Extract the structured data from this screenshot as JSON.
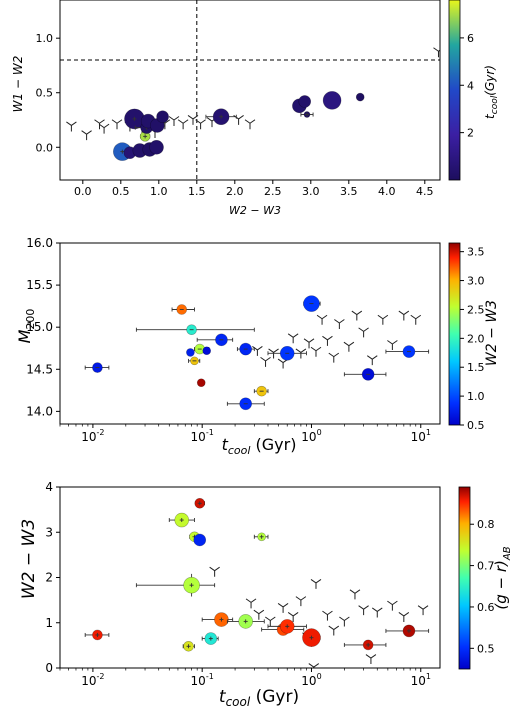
{
  "chart_data": [
    {
      "type": "scatter",
      "xlabel": "W2 − W3",
      "ylabel": "W1 − W2",
      "xlim": [
        -0.3,
        4.7
      ],
      "ylim": [
        -0.3,
        1.35
      ],
      "xscale": "linear",
      "xticks": [
        0.0,
        0.5,
        1.0,
        1.5,
        2.0,
        2.5,
        3.0,
        3.5,
        4.0,
        4.5
      ],
      "xtick_labels": [
        "0.0",
        "0.5",
        "1.0",
        "1.5",
        "2.0",
        "2.5",
        "3.0",
        "3.5",
        "4.0",
        "4.5"
      ],
      "yticks": [
        0.0,
        0.5,
        1.0
      ],
      "ytick_labels": [
        "0.0",
        "0.5",
        "1.0"
      ],
      "reference_lines": {
        "vertical_x": 1.5,
        "horizontal_y": 0.8
      },
      "colorbar": {
        "label": "t_cool(Gyr)",
        "ticks": [
          2,
          4,
          6
        ],
        "min": 0.0,
        "max": 7.6,
        "colormap": "plasma-like"
      },
      "points": [
        {
          "x": 0.52,
          "y": -0.04,
          "c": 4.2,
          "s": 9,
          "ex": 0.05,
          "ey": 0.02
        },
        {
          "x": 0.62,
          "y": -0.05,
          "c": 0.6,
          "s": 6,
          "ex": 0.0,
          "ey": 0.0
        },
        {
          "x": 0.68,
          "y": 0.26,
          "c": 0.35,
          "s": 10,
          "ex": 0.05,
          "ey": 0.04
        },
        {
          "x": 0.75,
          "y": -0.03,
          "c": 0.3,
          "s": 7,
          "ex": 0.0,
          "ey": 0.0
        },
        {
          "x": 0.82,
          "y": 0.1,
          "c": 7.0,
          "s": 5,
          "ex": 0.06,
          "ey": 0.03
        },
        {
          "x": 0.84,
          "y": 0.18,
          "c": 0.2,
          "s": 6,
          "ex": 0.15,
          "ey": 0.03
        },
        {
          "x": 0.86,
          "y": 0.24,
          "c": 0.3,
          "s": 7,
          "ex": 0.0,
          "ey": 0.0
        },
        {
          "x": 0.88,
          "y": -0.02,
          "c": 0.15,
          "s": 7,
          "ex": 0.0,
          "ey": 0.0
        },
        {
          "x": 0.97,
          "y": 0.0,
          "c": 0.3,
          "s": 7,
          "ex": 0.0,
          "ey": 0.0
        },
        {
          "x": 0.98,
          "y": 0.2,
          "c": 0.25,
          "s": 7,
          "ex": 0.0,
          "ey": 0.0
        },
        {
          "x": 1.05,
          "y": 0.28,
          "c": 0.2,
          "s": 6,
          "ex": 0.0,
          "ey": 0.0
        },
        {
          "x": 1.82,
          "y": 0.28,
          "c": 0.5,
          "s": 8,
          "ex": 0.2,
          "ey": 0.03
        },
        {
          "x": 2.85,
          "y": 0.38,
          "c": 0.4,
          "s": 7,
          "ex": 0.0,
          "ey": 0.0
        },
        {
          "x": 2.92,
          "y": 0.42,
          "c": 0.35,
          "s": 6,
          "ex": 0.0,
          "ey": 0.0
        },
        {
          "x": 2.95,
          "y": 0.3,
          "c": 0.1,
          "s": 3,
          "ex": 0.08,
          "ey": 0.02
        },
        {
          "x": 3.28,
          "y": 0.43,
          "c": 0.9,
          "s": 9,
          "ex": 0.0,
          "ey": 0.0
        },
        {
          "x": 3.65,
          "y": 0.46,
          "c": 0.1,
          "s": 4,
          "ex": 0.0,
          "ey": 0.0
        }
      ],
      "upper_limits": [
        {
          "x": -0.15,
          "y": 0.2
        },
        {
          "x": 0.05,
          "y": 0.12
        },
        {
          "x": 0.22,
          "y": 0.22
        },
        {
          "x": 0.28,
          "y": 0.18
        },
        {
          "x": 0.45,
          "y": 0.22
        },
        {
          "x": 0.62,
          "y": 0.2
        },
        {
          "x": 0.78,
          "y": 0.18
        },
        {
          "x": 0.85,
          "y": 0.15
        },
        {
          "x": 0.9,
          "y": 0.22
        },
        {
          "x": 0.95,
          "y": 0.14
        },
        {
          "x": 1.08,
          "y": 0.22
        },
        {
          "x": 1.2,
          "y": 0.25
        },
        {
          "x": 1.32,
          "y": 0.22
        },
        {
          "x": 1.45,
          "y": 0.26
        },
        {
          "x": 1.55,
          "y": 0.22
        },
        {
          "x": 1.7,
          "y": 0.24
        },
        {
          "x": 2.05,
          "y": 0.26
        },
        {
          "x": 2.2,
          "y": 0.22
        },
        {
          "x": 4.68,
          "y": 0.88
        }
      ]
    },
    {
      "type": "scatter",
      "xlabel": "t_cool (Gyr)",
      "ylabel": "M_200",
      "xlim": [
        0.005,
        15
      ],
      "ylim": [
        13.85,
        16.0
      ],
      "xscale": "log",
      "xticks": [
        0.01,
        0.1,
        1,
        10
      ],
      "xtick_labels": [
        "10^-2",
        "10^-1",
        "10^0",
        "10^1"
      ],
      "yticks": [
        14.0,
        14.5,
        15.0,
        15.5,
        16.0
      ],
      "ytick_labels": [
        "14.0",
        "14.5",
        "15.0",
        "15.5",
        "16.0"
      ],
      "colorbar": {
        "label": "W2 − W3",
        "ticks": [
          0.5,
          1.0,
          1.5,
          2.0,
          2.5,
          3.0,
          3.5
        ],
        "min": 0.5,
        "max": 3.65,
        "colormap": "jet"
      },
      "points": [
        {
          "x": 0.011,
          "y": 14.52,
          "c": 0.7,
          "s": 5,
          "ex": [
            0.0025,
            0.003
          ]
        },
        {
          "x": 0.065,
          "y": 15.21,
          "c": 3.2,
          "s": 5,
          "ex": [
            0.012,
            0.02
          ]
        },
        {
          "x": 0.08,
          "y": 14.97,
          "c": 1.9,
          "s": 5,
          "ex": [
            0.055,
            0.22
          ]
        },
        {
          "x": 0.078,
          "y": 14.7,
          "c": 0.75,
          "s": 4,
          "ex": [
            0.0,
            0.0
          ]
        },
        {
          "x": 0.085,
          "y": 14.6,
          "c": 2.9,
          "s": 4,
          "ex": [
            0.01,
            0.01
          ]
        },
        {
          "x": 0.095,
          "y": 14.74,
          "c": 2.5,
          "s": 5,
          "ex": [
            0.01,
            0.02
          ]
        },
        {
          "x": 0.098,
          "y": 14.34,
          "c": 3.6,
          "s": 4,
          "ex": [
            0.0,
            0.0
          ]
        },
        {
          "x": 0.11,
          "y": 14.72,
          "c": 0.6,
          "s": 4,
          "ex": [
            0.0,
            0.0
          ]
        },
        {
          "x": 0.15,
          "y": 14.85,
          "c": 0.8,
          "s": 6,
          "ex": [
            0.06,
            0.04
          ]
        },
        {
          "x": 0.25,
          "y": 14.09,
          "c": 0.85,
          "s": 6,
          "ex": [
            0.08,
            0.12
          ]
        },
        {
          "x": 0.25,
          "y": 14.74,
          "c": 0.8,
          "s": 6,
          "ex": [
            0.04,
            0.05
          ]
        },
        {
          "x": 0.35,
          "y": 14.24,
          "c": 2.9,
          "s": 5,
          "ex": [
            0.05,
            0.05
          ]
        },
        {
          "x": 0.6,
          "y": 14.69,
          "c": 0.9,
          "s": 7,
          "ex": [
            0.2,
            0.3
          ]
        },
        {
          "x": 1.0,
          "y": 15.28,
          "c": 0.9,
          "s": 8,
          "ex": [
            0.15,
            0.2
          ]
        },
        {
          "x": 3.3,
          "y": 14.44,
          "c": 0.6,
          "s": 6,
          "ex": [
            1.3,
            1.5
          ]
        },
        {
          "x": 7.8,
          "y": 14.71,
          "c": 0.9,
          "s": 6,
          "ex": [
            3.0,
            4.0
          ]
        }
      ],
      "upper_limits": [
        {
          "x": 0.32,
          "y": 14.73
        },
        {
          "x": 0.38,
          "y": 14.6
        },
        {
          "x": 0.45,
          "y": 14.7
        },
        {
          "x": 0.55,
          "y": 14.58
        },
        {
          "x": 0.68,
          "y": 14.88
        },
        {
          "x": 0.8,
          "y": 14.7
        },
        {
          "x": 0.95,
          "y": 14.82
        },
        {
          "x": 1.1,
          "y": 14.72
        },
        {
          "x": 1.25,
          "y": 15.1
        },
        {
          "x": 1.4,
          "y": 14.85
        },
        {
          "x": 1.6,
          "y": 14.65
        },
        {
          "x": 1.8,
          "y": 15.05
        },
        {
          "x": 2.2,
          "y": 14.78
        },
        {
          "x": 2.6,
          "y": 15.15
        },
        {
          "x": 3.0,
          "y": 14.95
        },
        {
          "x": 3.6,
          "y": 14.62
        },
        {
          "x": 4.5,
          "y": 15.1
        },
        {
          "x": 5.5,
          "y": 14.8
        },
        {
          "x": 7.0,
          "y": 15.15
        },
        {
          "x": 9.0,
          "y": 15.1
        }
      ]
    },
    {
      "type": "scatter",
      "xlabel": "t_cool (Gyr)",
      "ylabel": "W2 − W3",
      "xlim": [
        0.005,
        15
      ],
      "ylim": [
        0,
        4
      ],
      "xscale": "log",
      "xticks": [
        0.01,
        0.1,
        1,
        10
      ],
      "xtick_labels": [
        "10^-2",
        "10^-1",
        "10^0",
        "10^1"
      ],
      "yticks": [
        0,
        1,
        2,
        3,
        4
      ],
      "ytick_labels": [
        "0",
        "1",
        "2",
        "3",
        "4"
      ],
      "colorbar": {
        "label": "(g − r)_AB",
        "ticks": [
          0.5,
          0.6,
          0.7,
          0.8
        ],
        "min": 0.45,
        "max": 0.89,
        "colormap": "jet"
      },
      "points": [
        {
          "x": 0.011,
          "y": 0.73,
          "c": 0.86,
          "s": 5,
          "ex": [
            0.0025,
            0.003
          ],
          "ey": 0.05
        },
        {
          "x": 0.065,
          "y": 3.27,
          "c": 0.74,
          "s": 7,
          "ex": [
            0.015,
            0.02
          ],
          "ey": 0.08
        },
        {
          "x": 0.075,
          "y": 0.48,
          "c": 0.76,
          "s": 5,
          "ex": [
            0.008,
            0.01
          ],
          "ey": 0.05
        },
        {
          "x": 0.08,
          "y": 1.83,
          "c": 0.73,
          "s": 8,
          "ex": [
            0.055,
            0.05
          ],
          "ey": 0.25
        },
        {
          "x": 0.085,
          "y": 2.9,
          "c": 0.74,
          "s": 5,
          "ex": [
            0.008,
            0.01
          ],
          "ey": 0.05
        },
        {
          "x": 0.095,
          "y": 3.64,
          "c": 0.87,
          "s": 5,
          "ex": [
            0.008,
            0.01
          ],
          "ey": 0.03
        },
        {
          "x": 0.095,
          "y": 2.83,
          "c": 0.49,
          "s": 6,
          "ex": [
            0.0,
            0.0
          ],
          "ey": 0.0
        },
        {
          "x": 0.12,
          "y": 0.65,
          "c": 0.64,
          "s": 6,
          "ex": [
            0.02,
            0.02
          ],
          "ey": 0.1
        },
        {
          "x": 0.15,
          "y": 1.07,
          "c": 0.83,
          "s": 7,
          "ex": [
            0.05,
            0.04
          ],
          "ey": 0.12
        },
        {
          "x": 0.25,
          "y": 1.03,
          "c": 0.72,
          "s": 7,
          "ex": [
            0.08,
            0.12
          ],
          "ey": 0.15
        },
        {
          "x": 0.35,
          "y": 2.9,
          "c": 0.73,
          "s": 4,
          "ex": [
            0.05,
            0.05
          ],
          "ey": 0.05
        },
        {
          "x": 0.55,
          "y": 0.85,
          "c": 0.84,
          "s": 6,
          "ex": [
            0.2,
            0.3
          ],
          "ey": 0.1
        },
        {
          "x": 0.6,
          "y": 0.92,
          "c": 0.85,
          "s": 7,
          "ex": [
            0.2,
            0.3
          ],
          "ey": 0.1
        },
        {
          "x": 1.0,
          "y": 0.67,
          "c": 0.86,
          "s": 9,
          "ex": [
            0.15,
            0.2
          ],
          "ey": 0.2
        },
        {
          "x": 3.3,
          "y": 0.51,
          "c": 0.87,
          "s": 5,
          "ex": [
            1.3,
            1.5
          ],
          "ey": 0.1
        },
        {
          "x": 7.8,
          "y": 0.82,
          "c": 0.88,
          "s": 6,
          "ex": [
            3.0,
            4.0
          ],
          "ey": 0.1
        }
      ],
      "upper_limits": [
        {
          "x": 0.13,
          "y": 2.15
        },
        {
          "x": 0.28,
          "y": 1.45
        },
        {
          "x": 0.33,
          "y": 1.2
        },
        {
          "x": 0.42,
          "y": 1.05
        },
        {
          "x": 0.55,
          "y": 1.35
        },
        {
          "x": 0.68,
          "y": 1.15
        },
        {
          "x": 0.8,
          "y": 1.5
        },
        {
          "x": 0.92,
          "y": 0.7
        },
        {
          "x": 1.05,
          "y": 0.02
        },
        {
          "x": 1.1,
          "y": 1.88
        },
        {
          "x": 1.4,
          "y": 1.18
        },
        {
          "x": 1.6,
          "y": 0.85
        },
        {
          "x": 2.0,
          "y": 1.05
        },
        {
          "x": 2.5,
          "y": 1.65
        },
        {
          "x": 3.0,
          "y": 1.3
        },
        {
          "x": 3.5,
          "y": 0.22
        },
        {
          "x": 4.0,
          "y": 1.25
        },
        {
          "x": 5.5,
          "y": 1.4
        },
        {
          "x": 7.0,
          "y": 1.15
        },
        {
          "x": 10.5,
          "y": 1.3
        }
      ]
    }
  ]
}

### To be done
Find every line containing the word "ylabel", then give the total and nothing more.

### Final result
3